*Stated problem*: Transcribe all of the records precisely as they are presented.

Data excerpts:
---*---
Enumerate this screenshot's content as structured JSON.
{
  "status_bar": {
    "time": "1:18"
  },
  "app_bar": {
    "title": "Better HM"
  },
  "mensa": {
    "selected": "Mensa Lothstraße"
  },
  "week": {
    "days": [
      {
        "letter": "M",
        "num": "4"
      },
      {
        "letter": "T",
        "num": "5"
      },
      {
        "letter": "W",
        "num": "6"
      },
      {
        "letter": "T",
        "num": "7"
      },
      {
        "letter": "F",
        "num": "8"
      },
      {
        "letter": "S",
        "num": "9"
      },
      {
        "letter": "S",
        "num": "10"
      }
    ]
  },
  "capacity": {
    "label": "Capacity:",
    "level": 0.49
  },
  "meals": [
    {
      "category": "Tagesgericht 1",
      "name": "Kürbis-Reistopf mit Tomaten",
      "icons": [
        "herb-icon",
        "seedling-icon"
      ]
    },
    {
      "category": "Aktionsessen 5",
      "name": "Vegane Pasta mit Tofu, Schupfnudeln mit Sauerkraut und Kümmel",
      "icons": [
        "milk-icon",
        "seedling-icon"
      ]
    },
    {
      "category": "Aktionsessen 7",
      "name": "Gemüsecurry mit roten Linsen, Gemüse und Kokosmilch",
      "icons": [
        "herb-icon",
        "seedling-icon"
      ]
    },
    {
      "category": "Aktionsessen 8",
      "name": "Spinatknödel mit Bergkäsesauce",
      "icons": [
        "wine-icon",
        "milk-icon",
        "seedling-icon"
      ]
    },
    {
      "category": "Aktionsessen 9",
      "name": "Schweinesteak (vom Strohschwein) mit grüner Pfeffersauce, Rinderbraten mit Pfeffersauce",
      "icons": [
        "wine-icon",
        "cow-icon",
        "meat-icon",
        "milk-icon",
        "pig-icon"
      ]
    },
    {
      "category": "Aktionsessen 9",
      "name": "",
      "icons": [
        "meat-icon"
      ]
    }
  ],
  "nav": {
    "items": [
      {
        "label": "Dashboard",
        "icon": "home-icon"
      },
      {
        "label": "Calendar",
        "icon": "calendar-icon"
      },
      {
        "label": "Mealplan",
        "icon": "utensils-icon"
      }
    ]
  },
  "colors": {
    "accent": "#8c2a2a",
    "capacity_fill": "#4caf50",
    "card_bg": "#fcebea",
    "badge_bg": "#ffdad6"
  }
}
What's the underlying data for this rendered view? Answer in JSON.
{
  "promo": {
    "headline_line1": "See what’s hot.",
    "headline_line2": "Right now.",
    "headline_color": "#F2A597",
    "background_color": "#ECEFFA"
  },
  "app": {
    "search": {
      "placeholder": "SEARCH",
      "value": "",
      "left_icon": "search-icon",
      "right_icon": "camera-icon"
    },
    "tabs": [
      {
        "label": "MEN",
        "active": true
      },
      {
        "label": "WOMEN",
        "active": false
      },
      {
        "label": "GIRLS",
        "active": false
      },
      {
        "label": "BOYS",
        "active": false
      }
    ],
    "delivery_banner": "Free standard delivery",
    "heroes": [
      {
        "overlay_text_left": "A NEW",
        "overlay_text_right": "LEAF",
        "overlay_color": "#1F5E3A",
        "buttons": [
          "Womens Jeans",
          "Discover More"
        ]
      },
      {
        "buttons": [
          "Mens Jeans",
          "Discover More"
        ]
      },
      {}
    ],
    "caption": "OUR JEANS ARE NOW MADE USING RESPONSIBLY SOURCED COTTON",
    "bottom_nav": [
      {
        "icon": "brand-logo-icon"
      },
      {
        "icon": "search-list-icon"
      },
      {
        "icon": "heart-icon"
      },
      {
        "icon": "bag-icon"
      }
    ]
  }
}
---*---
*Answer to the task*:
Enumerate this screenshot's content as structured JSON.
{
  "status_bar": {
    "time": "1:18"
  },
  "app_bar": {
    "title": "Better HM"
  },
  "mensa": {
    "selected": "Mensa Lothstraße"
  },
  "week": {
    "days": [
      {
        "letter": "M",
        "num": "4"
      },
      {
        "letter": "T",
        "num": "5"
      },
      {
        "letter": "W",
        "num": "6"
      },
      {
        "letter": "T",
        "num": "7"
      },
      {
        "letter": "F",
        "num": "8"
      },
      {
        "letter": "S",
        "num": "9"
      },
      {
        "letter": "S",
        "num": "10"
      }
    ]
  },
  "capacity": {
    "label": "Capacity:",
    "level": 0.49
  },
  "meals": [
    {
      "category": "Tagesgericht 1",
      "name": "Kürbis-Reistopf mit Tomaten",
      "icons": [
        "herb-icon",
        "seedling-icon"
      ]
    },
    {
      "category": "Aktionsessen 5",
      "name": "Vegane Pasta mit Tofu, Schupfnudeln mit Sauerkraut und Kümmel",
      "icons": [
        "milk-icon",
        "seedling-icon"
      ]
    },
    {
      "category": "Aktionsessen 7",
      "name": "Gemüsecurry mit roten Linsen, Gemüse und Kokosmilch",
      "icons": [
        "herb-icon",
        "seedling-icon"
      ]
    },
    {
      "category": "Aktionsessen 8",
      "name": "Spinatknödel mit Bergkäsesauce",
      "icons": [
        "wine-icon",
        "milk-icon",
        "seedling-icon"
      ]
    },
    {
      "category": "Aktionsessen 9",
      "name": "Schweinesteak (vom Strohschwein) mit grüner Pfeffersauce, Rinderbraten mit Pfeffersauce",
      "icons": [
        "wine-icon",
        "cow-icon",
        "meat-icon",
        "milk-icon",
        "pig-icon"
      ]
    },
    {
      "category": "Aktionsessen 9",
      "name": "",
      "icons": [
        "meat-icon"
      ]
    }
  ],
  "nav": {
    "items": [
      {
        "label": "Dashboard",
        "icon": "home-icon"
      },
      {
        "label": "Calendar",
        "icon": "calendar-icon"
      },
      {
        "label": "Mealplan",
        "icon": "utensils-icon"
      }
    ]
  },
  "colors": {
    "accent": "#8c2a2a",
    "capacity_fill": "#4caf50",
    "card_bg": "#fcebea",
    "badge_bg": "#ffdad6"
  }
}
What's the underlying data for this rendered view? Answer in JSON.
{
  "promo": {
    "headline_line1": "See what’s hot.",
    "headline_line2": "Right now.",
    "headline_color": "#F2A597",
    "background_color": "#ECEFFA"
  },
  "app": {
    "search": {
      "placeholder": "SEARCH",
      "value": "",
      "left_icon": "search-icon",
      "right_icon": "camera-icon"
    },
    "tabs": [
      {
        "label": "MEN",
        "active": true
      },
      {
        "label": "WOMEN",
        "active": false
      },
      {
        "label": "GIRLS",
        "active": false
      },
      {
        "label": "BOYS",
        "active": false
      }
    ],
    "delivery_banner": "Free standard delivery",
    "heroes": [
      {
        "overlay_text_left": "A NEW",
        "overlay_text_right": "LEAF",
        "overlay_color": "#1F5E3A",
        "buttons": [
          "Womens Jeans",
          "Discover More"
        ]
      },
      {
        "buttons": [
          "Mens Jeans",
          "Discover More"
        ]
      },
      {}
    ],
    "caption": "OUR JEANS ARE NOW MADE USING RESPONSIBLY SOURCED COTTON",
    "bottom_nav": [
      {
        "icon": "brand-logo-icon"
      },
      {
        "icon": "search-list-icon"
      },
      {
        "icon": "heart-icon"
      },
      {
        "icon": "bag-icon"
      }
    ]
  }
}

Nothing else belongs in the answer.